### Aim
Keep only the lines of the listing that include the word "enabled", and copy them.

-------------------------

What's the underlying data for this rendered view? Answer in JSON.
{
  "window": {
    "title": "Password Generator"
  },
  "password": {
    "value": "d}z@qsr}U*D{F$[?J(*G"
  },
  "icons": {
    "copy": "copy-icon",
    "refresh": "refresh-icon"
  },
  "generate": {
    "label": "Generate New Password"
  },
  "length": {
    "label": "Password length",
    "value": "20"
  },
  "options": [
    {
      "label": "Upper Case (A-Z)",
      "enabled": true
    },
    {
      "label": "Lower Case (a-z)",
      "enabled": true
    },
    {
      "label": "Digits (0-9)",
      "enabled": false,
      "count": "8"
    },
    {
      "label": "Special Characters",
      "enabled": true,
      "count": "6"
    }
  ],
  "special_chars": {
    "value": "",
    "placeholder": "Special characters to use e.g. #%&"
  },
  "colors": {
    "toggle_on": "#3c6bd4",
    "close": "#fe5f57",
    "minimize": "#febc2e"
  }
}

-------------------------

### Task solution
      "enabled": true
      "enabled": true
      "enabled": false,
      "enabled": true,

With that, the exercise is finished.